Challenge: Write out all the data again, exactly as it stands.

Data for the task:
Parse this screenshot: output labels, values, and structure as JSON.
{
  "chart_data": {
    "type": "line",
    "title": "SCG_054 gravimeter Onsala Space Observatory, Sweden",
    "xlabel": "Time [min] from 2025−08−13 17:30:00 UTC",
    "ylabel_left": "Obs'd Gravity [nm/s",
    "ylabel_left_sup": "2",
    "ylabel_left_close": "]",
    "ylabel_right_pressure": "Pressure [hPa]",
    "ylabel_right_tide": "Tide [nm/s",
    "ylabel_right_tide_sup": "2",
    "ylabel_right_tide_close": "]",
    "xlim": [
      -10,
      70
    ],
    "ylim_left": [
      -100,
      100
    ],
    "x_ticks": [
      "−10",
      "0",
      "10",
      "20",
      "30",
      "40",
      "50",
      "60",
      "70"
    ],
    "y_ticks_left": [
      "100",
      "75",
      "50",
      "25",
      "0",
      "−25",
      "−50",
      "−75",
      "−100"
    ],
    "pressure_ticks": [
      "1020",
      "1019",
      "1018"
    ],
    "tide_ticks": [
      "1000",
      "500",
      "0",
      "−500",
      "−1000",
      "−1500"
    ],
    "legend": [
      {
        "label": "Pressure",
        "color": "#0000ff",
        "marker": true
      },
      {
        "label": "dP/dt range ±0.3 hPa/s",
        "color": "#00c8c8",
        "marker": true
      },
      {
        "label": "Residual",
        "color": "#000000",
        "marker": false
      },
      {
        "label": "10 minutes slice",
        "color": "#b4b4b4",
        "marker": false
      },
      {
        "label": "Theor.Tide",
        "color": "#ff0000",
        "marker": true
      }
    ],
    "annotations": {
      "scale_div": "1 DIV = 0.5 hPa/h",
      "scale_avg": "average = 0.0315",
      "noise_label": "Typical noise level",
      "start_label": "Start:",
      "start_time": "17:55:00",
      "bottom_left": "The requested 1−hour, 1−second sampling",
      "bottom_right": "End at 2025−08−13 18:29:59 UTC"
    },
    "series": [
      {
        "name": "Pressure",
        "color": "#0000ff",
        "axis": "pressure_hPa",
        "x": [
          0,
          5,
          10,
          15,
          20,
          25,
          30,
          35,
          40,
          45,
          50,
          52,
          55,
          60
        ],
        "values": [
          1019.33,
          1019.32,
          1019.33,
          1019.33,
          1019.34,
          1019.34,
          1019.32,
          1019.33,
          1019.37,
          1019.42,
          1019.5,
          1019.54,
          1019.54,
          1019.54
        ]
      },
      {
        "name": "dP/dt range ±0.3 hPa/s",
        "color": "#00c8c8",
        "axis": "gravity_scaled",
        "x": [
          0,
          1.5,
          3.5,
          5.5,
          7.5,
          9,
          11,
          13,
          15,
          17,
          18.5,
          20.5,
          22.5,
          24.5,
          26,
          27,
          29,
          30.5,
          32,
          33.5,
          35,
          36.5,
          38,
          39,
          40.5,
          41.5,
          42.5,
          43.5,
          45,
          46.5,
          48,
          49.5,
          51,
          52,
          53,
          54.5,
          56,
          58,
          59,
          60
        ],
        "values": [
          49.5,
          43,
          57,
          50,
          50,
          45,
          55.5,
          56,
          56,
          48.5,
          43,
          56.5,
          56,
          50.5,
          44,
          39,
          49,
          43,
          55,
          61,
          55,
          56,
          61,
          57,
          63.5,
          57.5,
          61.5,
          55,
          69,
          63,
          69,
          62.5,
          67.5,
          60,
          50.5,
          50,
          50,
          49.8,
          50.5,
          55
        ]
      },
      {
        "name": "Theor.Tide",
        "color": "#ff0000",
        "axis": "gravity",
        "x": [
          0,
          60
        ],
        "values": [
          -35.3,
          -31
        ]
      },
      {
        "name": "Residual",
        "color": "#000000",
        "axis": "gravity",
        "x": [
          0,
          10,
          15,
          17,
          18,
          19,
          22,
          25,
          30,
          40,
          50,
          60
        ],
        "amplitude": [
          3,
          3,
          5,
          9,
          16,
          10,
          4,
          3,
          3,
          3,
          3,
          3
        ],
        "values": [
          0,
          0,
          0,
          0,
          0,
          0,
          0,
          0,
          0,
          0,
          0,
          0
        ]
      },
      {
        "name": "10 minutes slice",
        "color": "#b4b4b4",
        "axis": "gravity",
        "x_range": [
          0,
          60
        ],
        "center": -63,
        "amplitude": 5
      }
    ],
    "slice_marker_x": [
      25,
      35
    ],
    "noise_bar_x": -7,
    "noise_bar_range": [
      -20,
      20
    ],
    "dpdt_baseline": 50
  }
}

Answer to the exercise:
Parse this screenshot: output labels, values, and structure as JSON.
{
  "chart_data": {
    "type": "line",
    "title": "SCG_054 gravimeter Onsala Space Observatory, Sweden",
    "xlabel": "Time [min] from 2025−08−13 17:30:00 UTC",
    "ylabel_left": "Obs'd Gravity [nm/s",
    "ylabel_left_sup": "2",
    "ylabel_left_close": "]",
    "ylabel_right_pressure": "Pressure [hPa]",
    "ylabel_right_tide": "Tide [nm/s",
    "ylabel_right_tide_sup": "2",
    "ylabel_right_tide_close": "]",
    "xlim": [
      -10,
      70
    ],
    "ylim_left": [
      -100,
      100
    ],
    "x_ticks": [
      "−10",
      "0",
      "10",
      "20",
      "30",
      "40",
      "50",
      "60",
      "70"
    ],
    "y_ticks_left": [
      "100",
      "75",
      "50",
      "25",
      "0",
      "−25",
      "−50",
      "−75",
      "−100"
    ],
    "pressure_ticks": [
      "1020",
      "1019",
      "1018"
    ],
    "tide_ticks": [
      "1000",
      "500",
      "0",
      "−500",
      "−1000",
      "−1500"
    ],
    "legend": [
      {
        "label": "Pressure",
        "color": "#0000ff",
        "marker": true
      },
      {
        "label": "dP/dt range ±0.3 hPa/s",
        "color": "#00c8c8",
        "marker": true
      },
      {
        "label": "Residual",
        "color": "#000000",
        "marker": false
      },
      {
        "label": "10 minutes slice",
        "color": "#b4b4b4",
        "marker": false
      },
      {
        "label": "Theor.Tide",
        "color": "#ff0000",
        "marker": true
      }
    ],
    "annotations": {
      "scale_div": "1 DIV = 0.5 hPa/h",
      "scale_avg": "average = 0.0315",
      "noise_label": "Typical noise level",
      "start_label": "Start:",
      "start_time": "17:55:00",
      "bottom_left": "The requested 1−hour, 1−second sampling",
      "bottom_right": "End at 2025−08−13 18:29:59 UTC"
    },
    "series": [
      {
        "name": "Pressure",
        "color": "#0000ff",
        "axis": "pressure_hPa",
        "x": [
          0,
          5,
          10,
          15,
          20,
          25,
          30,
          35,
          40,
          45,
          50,
          52,
          55,
          60
        ],
        "values": [
          1019.33,
          1019.32,
          1019.33,
          1019.33,
          1019.34,
          1019.34,
          1019.32,
          1019.33,
          1019.37,
          1019.42,
          1019.5,
          1019.54,
          1019.54,
          1019.54
        ]
      },
      {
        "name": "dP/dt range ±0.3 hPa/s",
        "color": "#00c8c8",
        "axis": "gravity_scaled",
        "x": [
          0,
          1.5,
          3.5,
          5.5,
          7.5,
          9,
          11,
          13,
          15,
          17,
          18.5,
          20.5,
          22.5,
          24.5,
          26,
          27,
          29,
          30.5,
          32,
          33.5,
          35,
          36.5,
          38,
          39,
          40.5,
          41.5,
          42.5,
          43.5,
          45,
          46.5,
          48,
          49.5,
          51,
          52,
          53,
          54.5,
          56,
          58,
          59,
          60
        ],
        "values": [
          49.5,
          43,
          57,
          50,
          50,
          45,
          55.5,
          56,
          56,
          48.5,
          43,
          56.5,
          56,
          50.5,
          44,
          39,
          49,
          43,
          55,
          61,
          55,
          56,
          61,
          57,
          63.5,
          57.5,
          61.5,
          55,
          69,
          63,
          69,
          62.5,
          67.5,
          60,
          50.5,
          50,
          50,
          49.8,
          50.5,
          55
        ]
      },
      {
        "name": "Theor.Tide",
        "color": "#ff0000",
        "axis": "gravity",
        "x": [
          0,
          60
        ],
        "values": [
          -35.3,
          -31
        ]
      },
      {
        "name": "Residual",
        "color": "#000000",
        "axis": "gravity",
        "x": [
          0,
          10,
          15,
          17,
          18,
          19,
          22,
          25,
          30,
          40,
          50,
          60
        ],
        "amplitude": [
          3,
          3,
          5,
          9,
          16,
          10,
          4,
          3,
          3,
          3,
          3,
          3
        ],
        "values": [
          0,
          0,
          0,
          0,
          0,
          0,
          0,
          0,
          0,
          0,
          0,
          0
        ]
      },
      {
        "name": "10 minutes slice",
        "color": "#b4b4b4",
        "axis": "gravity",
        "x_range": [
          0,
          60
        ],
        "center": -63,
        "amplitude": 5
      }
    ],
    "slice_marker_x": [
      25,
      35
    ],
    "noise_bar_x": -7,
    "noise_bar_range": [
      -20,
      20
    ],
    "dpdt_baseline": 50
  }
}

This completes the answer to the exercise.